## What you should do
Transcribe all of the records precisely as they are presented.
━━ Supplied information
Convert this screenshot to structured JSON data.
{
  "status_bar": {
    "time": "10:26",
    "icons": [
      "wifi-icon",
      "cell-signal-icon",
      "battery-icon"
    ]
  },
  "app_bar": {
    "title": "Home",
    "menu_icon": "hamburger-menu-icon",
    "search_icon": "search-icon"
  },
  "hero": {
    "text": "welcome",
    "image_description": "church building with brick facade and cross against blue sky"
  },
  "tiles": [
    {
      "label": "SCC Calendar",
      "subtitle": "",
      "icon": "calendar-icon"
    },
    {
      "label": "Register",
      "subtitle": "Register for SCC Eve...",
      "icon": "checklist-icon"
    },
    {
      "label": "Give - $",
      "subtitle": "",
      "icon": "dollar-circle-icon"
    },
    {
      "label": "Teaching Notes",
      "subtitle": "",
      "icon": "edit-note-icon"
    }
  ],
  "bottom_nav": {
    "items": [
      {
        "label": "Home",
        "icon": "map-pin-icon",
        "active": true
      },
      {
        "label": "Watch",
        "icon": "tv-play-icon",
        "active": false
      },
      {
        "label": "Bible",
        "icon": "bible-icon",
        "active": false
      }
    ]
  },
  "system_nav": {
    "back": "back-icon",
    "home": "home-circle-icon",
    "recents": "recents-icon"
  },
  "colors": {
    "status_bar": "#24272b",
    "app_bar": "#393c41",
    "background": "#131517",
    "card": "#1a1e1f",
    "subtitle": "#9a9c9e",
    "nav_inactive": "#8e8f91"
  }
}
━━━━
## Task result
Convert this screenshot to structured JSON data.
{
  "status_bar": {
    "time": "10:26",
    "icons": [
      "wifi-icon",
      "cell-signal-icon",
      "battery-icon"
    ]
  },
  "app_bar": {
    "title": "Home",
    "menu_icon": "hamburger-menu-icon",
    "search_icon": "search-icon"
  },
  "hero": {
    "text": "welcome",
    "image_description": "church building with brick facade and cross against blue sky"
  },
  "tiles": [
    {
      "label": "SCC Calendar",
      "subtitle": "",
      "icon": "calendar-icon"
    },
    {
      "label": "Register",
      "subtitle": "Register for SCC Eve...",
      "icon": "checklist-icon"
    },
    {
      "label": "Give - $",
      "subtitle": "",
      "icon": "dollar-circle-icon"
    },
    {
      "label": "Teaching Notes",
      "subtitle": "",
      "icon": "edit-note-icon"
    }
  ],
  "bottom_nav": {
    "items": [
      {
        "label": "Home",
        "icon": "map-pin-icon",
        "active": true
      },
      {
        "label": "Watch",
        "icon": "tv-play-icon",
        "active": false
      },
      {
        "label": "Bible",
        "icon": "bible-icon",
        "active": false
      }
    ]
  },
  "system_nav": {
    "back": "back-icon",
    "home": "home-circle-icon",
    "recents": "recents-icon"
  },
  "colors": {
    "status_bar": "#24272b",
    "app_bar": "#393c41",
    "background": "#131517",
    "card": "#1a1e1f",
    "subtitle": "#9a9c9e",
    "nav_inactive": "#8e8f91"
  }
}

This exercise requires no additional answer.